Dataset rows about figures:
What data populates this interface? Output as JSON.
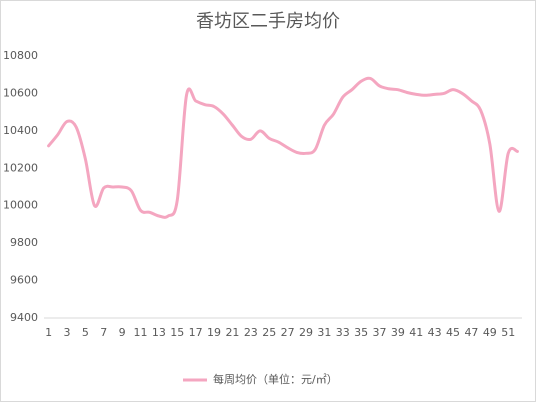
{
  "chart_data": {
    "type": "line",
    "title": "香坊区二手房均价",
    "categories": [
      1,
      null,
      3,
      null,
      5,
      null,
      7,
      null,
      9,
      null,
      11,
      null,
      13,
      null,
      15,
      null,
      17,
      null,
      19,
      null,
      21,
      null,
      23,
      null,
      25,
      null,
      27,
      null,
      29,
      null,
      31,
      null,
      33,
      null,
      35,
      null,
      37,
      null,
      39,
      null,
      41,
      null,
      43,
      null,
      45,
      null,
      47,
      null,
      49,
      null,
      51,
      null
    ],
    "series": [
      {
        "name": "每周均价（单位：元/㎡）",
        "color": "#f4a6c0",
        "values": [
          10320,
          10380,
          10450,
          10420,
          10250,
          10000,
          10095,
          10100,
          10100,
          10080,
          9975,
          9965,
          9945,
          9945,
          10030,
          10590,
          10560,
          10540,
          10530,
          10490,
          10430,
          10370,
          10355,
          10400,
          10360,
          10340,
          10310,
          10285,
          10280,
          10300,
          10430,
          10490,
          10580,
          10620,
          10665,
          10680,
          10640,
          10625,
          10620,
          10605,
          10595,
          10590,
          10595,
          10600,
          10620,
          10600,
          10560,
          10510,
          10330,
          9970,
          10280,
          10290
        ]
      }
    ],
    "ylim": [
      9400,
      10800
    ],
    "yticks": [
      9400,
      9600,
      9800,
      10000,
      10200,
      10400,
      10600,
      10800
    ],
    "grid": false,
    "legend": "bottom"
  }
}
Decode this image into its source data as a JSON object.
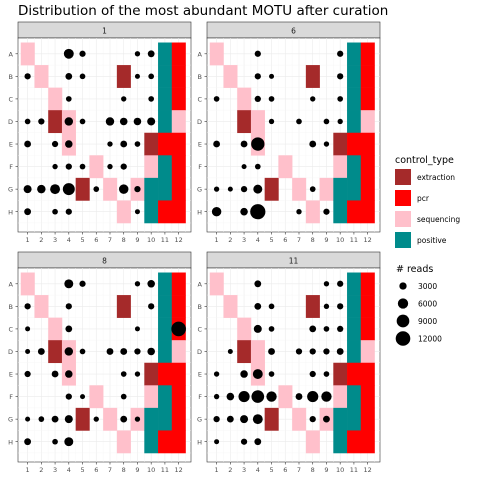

WHAT NEEDS TO BE DONE:
Leave the pictures out and copy the rest of the data exactly.

ANSWER TO THE PROBLEM:
What data populates this interface? Output as JSON.
{
  "chart_data": {
    "type": "line",
    "title": "香坊区二手房均价",
    "categories": [
      1,
      null,
      3,
      null,
      5,
      null,
      7,
      null,
      9,
      null,
      11,
      null,
      13,
      null,
      15,
      null,
      17,
      null,
      19,
      null,
      21,
      null,
      23,
      null,
      25,
      null,
      27,
      null,
      29,
      null,
      31,
      null,
      33,
      null,
      35,
      null,
      37,
      null,
      39,
      null,
      41,
      null,
      43,
      null,
      45,
      null,
      47,
      null,
      49,
      null,
      51,
      null
    ],
    "series": [
      {
        "name": "每周均价（单位：元/㎡）",
        "color": "#f4a6c0",
        "values": [
          10320,
          10380,
          10450,
          10420,
          10250,
          10000,
          10095,
          10100,
          10100,
          10080,
          9975,
          9965,
          9945,
          9945,
          10030,
          10590,
          10560,
          10540,
          10530,
          10490,
          10430,
          10370,
          10355,
          10400,
          10360,
          10340,
          10310,
          10285,
          10280,
          10300,
          10430,
          10490,
          10580,
          10620,
          10665,
          10680,
          10640,
          10625,
          10620,
          10605,
          10595,
          10590,
          10595,
          10600,
          10620,
          10600,
          10560,
          10510,
          10330,
          9970,
          10280,
          10290
        ]
      }
    ],
    "ylim": [
      9400,
      10800
    ],
    "yticks": [
      9400,
      9600,
      9800,
      10000,
      10200,
      10400,
      10600,
      10800
    ],
    "grid": false,
    "legend": "bottom"
  }
}
Decode this image into its source data as a JSON object.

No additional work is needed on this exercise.